- **What the task requires**: Select every line holding the word "pigs" and copy it.

- **Figure dataset records**:
▬▬▬
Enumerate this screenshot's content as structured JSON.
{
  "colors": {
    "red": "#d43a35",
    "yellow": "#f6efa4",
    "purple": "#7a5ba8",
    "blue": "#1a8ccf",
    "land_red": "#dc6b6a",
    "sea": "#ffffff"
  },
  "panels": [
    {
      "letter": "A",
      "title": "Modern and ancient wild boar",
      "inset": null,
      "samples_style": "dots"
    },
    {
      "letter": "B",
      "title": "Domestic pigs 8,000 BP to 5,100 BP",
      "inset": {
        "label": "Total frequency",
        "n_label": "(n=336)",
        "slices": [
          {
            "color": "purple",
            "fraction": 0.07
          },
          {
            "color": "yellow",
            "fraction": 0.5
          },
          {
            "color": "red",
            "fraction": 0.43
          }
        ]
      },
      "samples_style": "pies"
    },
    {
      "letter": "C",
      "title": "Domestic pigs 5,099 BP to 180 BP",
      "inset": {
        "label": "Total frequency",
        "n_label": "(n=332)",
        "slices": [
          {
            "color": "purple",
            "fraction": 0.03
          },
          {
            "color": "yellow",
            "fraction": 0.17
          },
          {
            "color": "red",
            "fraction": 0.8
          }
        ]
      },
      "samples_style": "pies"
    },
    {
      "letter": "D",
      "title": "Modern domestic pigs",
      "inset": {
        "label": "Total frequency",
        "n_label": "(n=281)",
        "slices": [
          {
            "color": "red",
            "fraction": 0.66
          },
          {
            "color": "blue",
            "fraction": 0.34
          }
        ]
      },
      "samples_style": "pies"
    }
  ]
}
▬▬▬
- **Solution to this task**:
      "title": "Domestic pigs 8,000 BP to 5,100 BP",
      "title": "Domestic pigs 5,099 BP to 180 BP",
      "title": "Modern domestic pigs",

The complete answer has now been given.